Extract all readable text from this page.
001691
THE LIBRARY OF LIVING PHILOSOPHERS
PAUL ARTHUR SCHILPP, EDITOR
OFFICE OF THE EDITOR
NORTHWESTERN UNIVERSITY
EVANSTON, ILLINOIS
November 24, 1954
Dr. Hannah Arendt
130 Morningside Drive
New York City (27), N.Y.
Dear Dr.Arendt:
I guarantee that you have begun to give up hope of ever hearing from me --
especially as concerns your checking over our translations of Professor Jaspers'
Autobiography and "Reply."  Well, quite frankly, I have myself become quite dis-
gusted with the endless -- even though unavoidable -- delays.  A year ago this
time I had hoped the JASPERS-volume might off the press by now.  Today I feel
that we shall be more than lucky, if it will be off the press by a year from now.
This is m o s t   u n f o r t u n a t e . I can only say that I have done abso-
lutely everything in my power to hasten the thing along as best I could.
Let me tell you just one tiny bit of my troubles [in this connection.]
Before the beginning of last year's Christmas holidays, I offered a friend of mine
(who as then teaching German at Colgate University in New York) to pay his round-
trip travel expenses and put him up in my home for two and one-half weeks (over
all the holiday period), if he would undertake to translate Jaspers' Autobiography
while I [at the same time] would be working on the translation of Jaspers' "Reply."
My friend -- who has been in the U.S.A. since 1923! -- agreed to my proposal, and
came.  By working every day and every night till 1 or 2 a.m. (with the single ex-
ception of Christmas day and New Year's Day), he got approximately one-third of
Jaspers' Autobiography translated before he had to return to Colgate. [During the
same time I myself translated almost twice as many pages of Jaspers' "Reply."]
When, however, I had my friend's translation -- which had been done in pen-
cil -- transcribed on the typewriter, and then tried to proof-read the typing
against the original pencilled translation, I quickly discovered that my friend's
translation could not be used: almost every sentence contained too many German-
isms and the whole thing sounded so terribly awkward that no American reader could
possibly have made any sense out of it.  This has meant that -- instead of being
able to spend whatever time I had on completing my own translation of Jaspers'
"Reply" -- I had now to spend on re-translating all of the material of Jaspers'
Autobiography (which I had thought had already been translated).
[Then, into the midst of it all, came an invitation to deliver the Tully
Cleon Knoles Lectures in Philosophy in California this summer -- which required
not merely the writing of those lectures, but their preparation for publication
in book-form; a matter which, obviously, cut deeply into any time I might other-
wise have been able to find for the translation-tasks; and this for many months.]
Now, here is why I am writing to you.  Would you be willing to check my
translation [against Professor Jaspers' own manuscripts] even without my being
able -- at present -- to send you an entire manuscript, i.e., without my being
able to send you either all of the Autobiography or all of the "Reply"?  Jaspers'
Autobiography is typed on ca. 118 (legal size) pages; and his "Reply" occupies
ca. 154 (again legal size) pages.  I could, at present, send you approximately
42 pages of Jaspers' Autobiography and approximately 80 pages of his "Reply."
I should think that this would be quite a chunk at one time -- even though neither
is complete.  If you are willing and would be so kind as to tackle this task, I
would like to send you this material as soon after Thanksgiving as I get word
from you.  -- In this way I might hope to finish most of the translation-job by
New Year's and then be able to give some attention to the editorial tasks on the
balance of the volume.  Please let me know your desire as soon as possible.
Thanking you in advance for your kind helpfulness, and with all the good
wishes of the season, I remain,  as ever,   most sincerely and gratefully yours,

***

▸ GOAL
Every line holding "that" should be copied out.

▸ CORRECT OUTPUT
I guarantee that you have begun to give up hope of ever hearing from me --
that we shall be more than lucky, if it will be off the press by a year from now.
This is m o s t   u n f o r t u n a t e . I can only say that I have done abso-
against the original pencilled translation, I quickly discovered that my friend's
isms and the whole thing sounded so terribly awkward that no American reader could
possibly have made any sense out of it.  This has meant that -- instead of being
I should think that this would be quite a chunk at one time -- even though neither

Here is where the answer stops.